** start of INPUT **
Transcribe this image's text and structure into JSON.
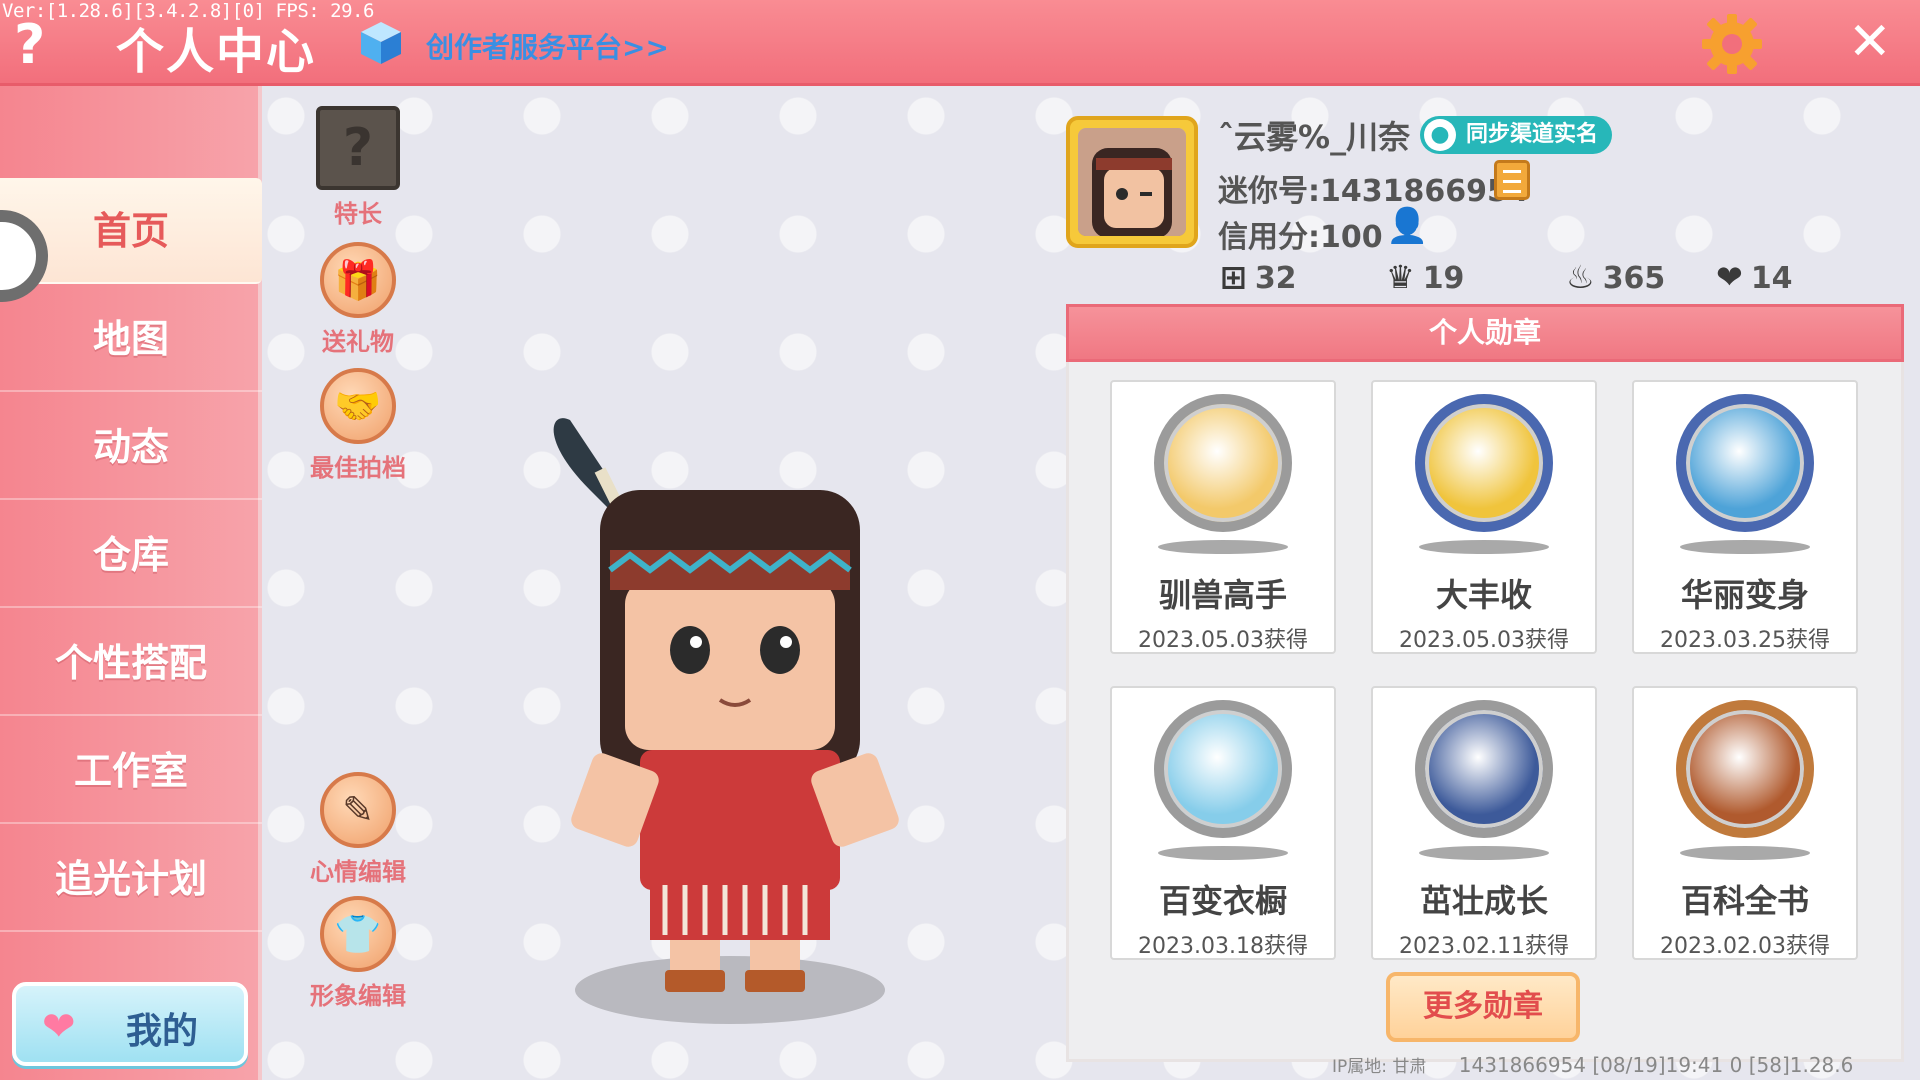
{
  "debug": {
    "version": "Ver:[1.28.6][3.4.2.8][0] FPS: 29.6"
  },
  "header": {
    "help": "?",
    "title": "个人中心",
    "creator_link": "创作者服务平台>>",
    "close": "✕"
  },
  "sidebar": {
    "items": [
      {
        "label": "首页",
        "active": true
      },
      {
        "label": "地图"
      },
      {
        "label": "动态"
      },
      {
        "label": "仓库"
      },
      {
        "label": "个性搭配"
      },
      {
        "label": "工作室"
      },
      {
        "label": "追光计划"
      }
    ],
    "mine_label": "我的"
  },
  "tools": {
    "specialty": "特长",
    "specialty_glyph": "?",
    "gift": "送礼物",
    "partner": "最佳拍档",
    "mood": "心情编辑",
    "avatar_edit": "形象编辑"
  },
  "profile": {
    "username": "ˆ云雾%_川奈",
    "verify_label": "同步渠道实名",
    "mini_id": "迷你号:1431866954",
    "credit": "信用分:100",
    "stats": {
      "plus": "32",
      "trophy": "19",
      "fire": "365",
      "heart": "14"
    }
  },
  "medals": {
    "title": "个人勋章",
    "items": [
      {
        "name": "驯兽高手",
        "date": "2023.05.03获得",
        "color": "#f3c96a",
        "rim": "#9b9b9b"
      },
      {
        "name": "大丰收",
        "date": "2023.05.03获得",
        "color": "#f0c43c",
        "rim": "#4a68b0"
      },
      {
        "name": "华丽变身",
        "date": "2023.03.25获得",
        "color": "#4ea3d8",
        "rim": "#4a68b0"
      },
      {
        "name": "百变衣橱",
        "date": "2023.03.18获得",
        "color": "#86cdea",
        "rim": "#9b9b9b"
      },
      {
        "name": "茁壮成长",
        "date": "2023.02.11获得",
        "color": "#3d5a9a",
        "rim": "#9b9b9b"
      },
      {
        "name": "百科全书",
        "date": "2023.02.03获得",
        "color": "#b05a2e",
        "rim": "#c07a3c"
      }
    ],
    "more_label": "更多勋章"
  },
  "footer": {
    "ip": "IP属地: 甘肃",
    "info": "1431866954   [08/19]19:41 0   [58]1.28.6"
  }
}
** end of INPUT **
**REQUEST**: Write out the listing above again, exactly, but with no pictures in the copy.

**THE ANSWER**:
Transcribe this image's text and structure into JSON.
{
  "debug": {
    "version": "Ver:[1.28.6][3.4.2.8][0] FPS: 29.6"
  },
  "header": {
    "help": "?",
    "title": "个人中心",
    "creator_link": "创作者服务平台>>",
    "close": "✕"
  },
  "sidebar": {
    "items": [
      {
        "label": "首页",
        "active": true
      },
      {
        "label": "地图"
      },
      {
        "label": "动态"
      },
      {
        "label": "仓库"
      },
      {
        "label": "个性搭配"
      },
      {
        "label": "工作室"
      },
      {
        "label": "追光计划"
      }
    ],
    "mine_label": "我的"
  },
  "tools": {
    "specialty": "特长",
    "specialty_glyph": "?",
    "gift": "送礼物",
    "partner": "最佳拍档",
    "mood": "心情编辑",
    "avatar_edit": "形象编辑"
  },
  "profile": {
    "username": "ˆ云雾%_川奈",
    "verify_label": "同步渠道实名",
    "mini_id": "迷你号:1431866954",
    "credit": "信用分:100",
    "stats": {
      "plus": "32",
      "trophy": "19",
      "fire": "365",
      "heart": "14"
    }
  },
  "medals": {
    "title": "个人勋章",
    "items": [
      {
        "name": "驯兽高手",
        "date": "2023.05.03获得",
        "color": "#f3c96a",
        "rim": "#9b9b9b"
      },
      {
        "name": "大丰收",
        "date": "2023.05.03获得",
        "color": "#f0c43c",
        "rim": "#4a68b0"
      },
      {
        "name": "华丽变身",
        "date": "2023.03.25获得",
        "color": "#4ea3d8",
        "rim": "#4a68b0"
      },
      {
        "name": "百变衣橱",
        "date": "2023.03.18获得",
        "color": "#86cdea",
        "rim": "#9b9b9b"
      },
      {
        "name": "茁壮成长",
        "date": "2023.02.11获得",
        "color": "#3d5a9a",
        "rim": "#9b9b9b"
      },
      {
        "name": "百科全书",
        "date": "2023.02.03获得",
        "color": "#b05a2e",
        "rim": "#c07a3c"
      }
    ],
    "more_label": "更多勋章"
  },
  "footer": {
    "ip": "IP属地: 甘肃",
    "info": "1431866954   [08/19]19:41 0   [58]1.28.6"
  }
}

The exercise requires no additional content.